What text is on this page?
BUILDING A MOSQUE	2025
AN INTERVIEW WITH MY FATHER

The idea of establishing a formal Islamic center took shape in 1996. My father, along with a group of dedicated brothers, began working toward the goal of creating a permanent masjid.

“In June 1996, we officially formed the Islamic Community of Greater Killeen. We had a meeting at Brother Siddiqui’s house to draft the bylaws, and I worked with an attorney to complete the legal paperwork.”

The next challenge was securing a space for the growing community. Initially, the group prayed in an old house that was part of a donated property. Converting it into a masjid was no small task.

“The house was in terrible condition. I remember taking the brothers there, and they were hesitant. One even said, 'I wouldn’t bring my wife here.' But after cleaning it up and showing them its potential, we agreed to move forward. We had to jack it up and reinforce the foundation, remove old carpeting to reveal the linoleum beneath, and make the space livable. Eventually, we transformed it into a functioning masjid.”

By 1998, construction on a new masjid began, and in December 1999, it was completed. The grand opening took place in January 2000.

> **Stated task**:
Provide an exact reproduction of all the entries shown above.

> **Expected answer**:
What text is on this page?
BUILDING A MOSQUE	2025
AN INTERVIEW WITH MY FATHER

The idea of establishing a formal Islamic center took shape in 1996. My father, along with a group of dedicated brothers, began working toward the goal of creating a permanent masjid.

“In June 1996, we officially formed the Islamic Community of Greater Killeen. We had a meeting at Brother Siddiqui’s house to draft the bylaws, and I worked with an attorney to complete the legal paperwork.”

The next challenge was securing a space for the growing community. Initially, the group prayed in an old house that was part of a donated property. Converting it into a masjid was no small task.

“The house was in terrible condition. I remember taking the brothers there, and they were hesitant. One even said, 'I wouldn’t bring my wife here.' But after cleaning it up and showing them its potential, we agreed to move forward. We had to jack it up and reinforce the foundation, remove old carpeting to reveal the linoleum beneath, and make the space livable. Eventually, we transformed it into a functioning masjid.”

By 1998, construction on a new masjid began, and in December 1999, it was completed. The grand opening took place in January 2000.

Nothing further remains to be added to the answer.